» AIM
Each line containing the word "resultant" must be collected.

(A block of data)
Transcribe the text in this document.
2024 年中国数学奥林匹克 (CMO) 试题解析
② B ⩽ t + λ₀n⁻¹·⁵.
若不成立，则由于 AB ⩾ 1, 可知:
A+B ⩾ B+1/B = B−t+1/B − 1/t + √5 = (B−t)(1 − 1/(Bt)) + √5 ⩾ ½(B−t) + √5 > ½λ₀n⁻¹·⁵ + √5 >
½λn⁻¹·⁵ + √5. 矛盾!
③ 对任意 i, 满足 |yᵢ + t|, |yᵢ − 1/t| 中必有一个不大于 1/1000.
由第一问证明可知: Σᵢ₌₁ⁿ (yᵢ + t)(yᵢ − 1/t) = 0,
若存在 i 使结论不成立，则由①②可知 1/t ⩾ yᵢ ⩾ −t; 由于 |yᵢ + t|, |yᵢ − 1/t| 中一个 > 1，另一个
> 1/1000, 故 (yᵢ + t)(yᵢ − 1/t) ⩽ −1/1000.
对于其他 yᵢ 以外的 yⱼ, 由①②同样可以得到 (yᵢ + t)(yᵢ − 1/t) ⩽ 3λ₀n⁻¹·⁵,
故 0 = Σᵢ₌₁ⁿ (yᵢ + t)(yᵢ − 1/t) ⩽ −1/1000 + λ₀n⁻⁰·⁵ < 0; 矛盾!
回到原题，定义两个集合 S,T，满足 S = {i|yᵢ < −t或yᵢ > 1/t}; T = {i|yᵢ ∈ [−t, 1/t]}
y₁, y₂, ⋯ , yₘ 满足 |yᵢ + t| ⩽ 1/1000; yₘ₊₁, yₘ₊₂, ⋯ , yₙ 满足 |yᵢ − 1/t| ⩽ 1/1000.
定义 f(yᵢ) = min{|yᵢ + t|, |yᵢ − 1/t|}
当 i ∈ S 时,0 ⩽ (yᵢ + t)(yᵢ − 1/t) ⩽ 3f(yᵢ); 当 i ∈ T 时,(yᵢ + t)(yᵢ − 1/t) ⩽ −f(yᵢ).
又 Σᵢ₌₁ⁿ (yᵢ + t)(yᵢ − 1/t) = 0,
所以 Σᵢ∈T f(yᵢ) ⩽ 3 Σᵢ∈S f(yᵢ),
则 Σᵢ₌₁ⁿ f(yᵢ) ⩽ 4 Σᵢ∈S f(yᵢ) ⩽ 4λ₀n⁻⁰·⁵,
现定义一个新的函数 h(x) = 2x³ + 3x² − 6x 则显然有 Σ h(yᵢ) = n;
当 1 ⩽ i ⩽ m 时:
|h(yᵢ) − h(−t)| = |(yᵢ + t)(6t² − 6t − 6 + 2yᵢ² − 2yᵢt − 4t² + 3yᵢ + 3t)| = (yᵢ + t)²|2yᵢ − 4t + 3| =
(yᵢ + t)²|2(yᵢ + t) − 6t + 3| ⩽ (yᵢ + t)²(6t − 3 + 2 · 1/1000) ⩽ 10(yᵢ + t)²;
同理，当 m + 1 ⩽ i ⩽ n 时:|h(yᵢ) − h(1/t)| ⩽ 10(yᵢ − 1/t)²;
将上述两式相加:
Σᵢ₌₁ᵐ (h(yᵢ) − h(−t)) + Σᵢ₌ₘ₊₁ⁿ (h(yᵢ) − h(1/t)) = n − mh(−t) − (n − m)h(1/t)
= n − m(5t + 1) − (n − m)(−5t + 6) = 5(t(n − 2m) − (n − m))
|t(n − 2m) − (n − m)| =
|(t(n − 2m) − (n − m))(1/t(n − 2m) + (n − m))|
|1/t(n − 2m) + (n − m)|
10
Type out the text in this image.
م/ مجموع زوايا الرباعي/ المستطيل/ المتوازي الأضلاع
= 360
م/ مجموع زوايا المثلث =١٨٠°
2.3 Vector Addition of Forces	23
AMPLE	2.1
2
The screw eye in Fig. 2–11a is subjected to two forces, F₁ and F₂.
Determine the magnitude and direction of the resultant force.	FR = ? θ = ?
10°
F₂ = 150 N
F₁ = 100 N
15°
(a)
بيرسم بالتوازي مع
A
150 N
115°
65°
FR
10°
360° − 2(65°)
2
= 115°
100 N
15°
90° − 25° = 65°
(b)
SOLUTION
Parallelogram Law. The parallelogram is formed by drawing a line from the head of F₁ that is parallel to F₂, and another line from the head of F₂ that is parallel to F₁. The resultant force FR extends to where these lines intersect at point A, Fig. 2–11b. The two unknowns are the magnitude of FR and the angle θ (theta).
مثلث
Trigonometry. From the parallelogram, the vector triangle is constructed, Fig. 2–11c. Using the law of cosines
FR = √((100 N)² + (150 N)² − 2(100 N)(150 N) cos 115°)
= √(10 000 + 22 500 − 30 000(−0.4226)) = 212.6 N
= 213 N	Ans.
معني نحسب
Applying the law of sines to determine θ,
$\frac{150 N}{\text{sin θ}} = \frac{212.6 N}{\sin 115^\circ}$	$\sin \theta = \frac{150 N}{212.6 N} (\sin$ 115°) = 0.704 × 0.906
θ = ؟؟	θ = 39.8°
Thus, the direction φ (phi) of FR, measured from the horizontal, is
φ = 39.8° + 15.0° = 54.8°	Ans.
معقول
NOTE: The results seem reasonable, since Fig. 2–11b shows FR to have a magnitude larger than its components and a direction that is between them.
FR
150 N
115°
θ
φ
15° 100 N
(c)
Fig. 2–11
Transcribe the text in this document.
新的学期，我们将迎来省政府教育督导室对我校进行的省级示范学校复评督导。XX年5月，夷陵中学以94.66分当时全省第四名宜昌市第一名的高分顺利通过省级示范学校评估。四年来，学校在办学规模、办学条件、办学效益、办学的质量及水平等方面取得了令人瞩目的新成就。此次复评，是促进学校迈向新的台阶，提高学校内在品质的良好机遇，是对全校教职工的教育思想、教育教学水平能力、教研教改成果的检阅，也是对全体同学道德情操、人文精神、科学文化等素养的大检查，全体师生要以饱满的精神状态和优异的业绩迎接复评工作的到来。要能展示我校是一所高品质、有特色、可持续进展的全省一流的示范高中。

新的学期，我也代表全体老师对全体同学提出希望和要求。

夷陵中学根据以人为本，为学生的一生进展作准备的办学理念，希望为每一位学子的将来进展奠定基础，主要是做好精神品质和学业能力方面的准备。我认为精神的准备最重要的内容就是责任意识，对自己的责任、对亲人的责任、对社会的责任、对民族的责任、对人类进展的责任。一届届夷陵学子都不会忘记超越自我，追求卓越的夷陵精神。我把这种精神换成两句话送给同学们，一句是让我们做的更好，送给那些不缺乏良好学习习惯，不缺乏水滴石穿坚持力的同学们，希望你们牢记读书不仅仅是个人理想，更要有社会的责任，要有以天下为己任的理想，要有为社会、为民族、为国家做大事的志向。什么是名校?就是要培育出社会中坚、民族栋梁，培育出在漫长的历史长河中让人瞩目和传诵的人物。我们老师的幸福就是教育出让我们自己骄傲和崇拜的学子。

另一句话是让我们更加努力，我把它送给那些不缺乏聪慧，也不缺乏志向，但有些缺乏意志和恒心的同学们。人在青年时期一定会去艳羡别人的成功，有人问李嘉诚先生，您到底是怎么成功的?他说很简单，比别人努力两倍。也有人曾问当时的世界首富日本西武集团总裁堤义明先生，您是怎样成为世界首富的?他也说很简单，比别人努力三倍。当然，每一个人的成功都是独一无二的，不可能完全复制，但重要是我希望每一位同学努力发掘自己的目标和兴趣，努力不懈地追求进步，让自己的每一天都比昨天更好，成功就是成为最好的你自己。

» RIGHT ANSWER
Determine the magnitude and direction of the resultant force.	FR = ? θ = ?
Parallelogram Law. The parallelogram is formed by drawing a line from the head of F₁ that is parallel to F₂, and another line from the head of F₂ that is parallel to F₁. The resultant force FR extends to where these lines intersect at point A, Fig. 2–11b. The two unknowns are the magnitude of FR and the angle θ (theta).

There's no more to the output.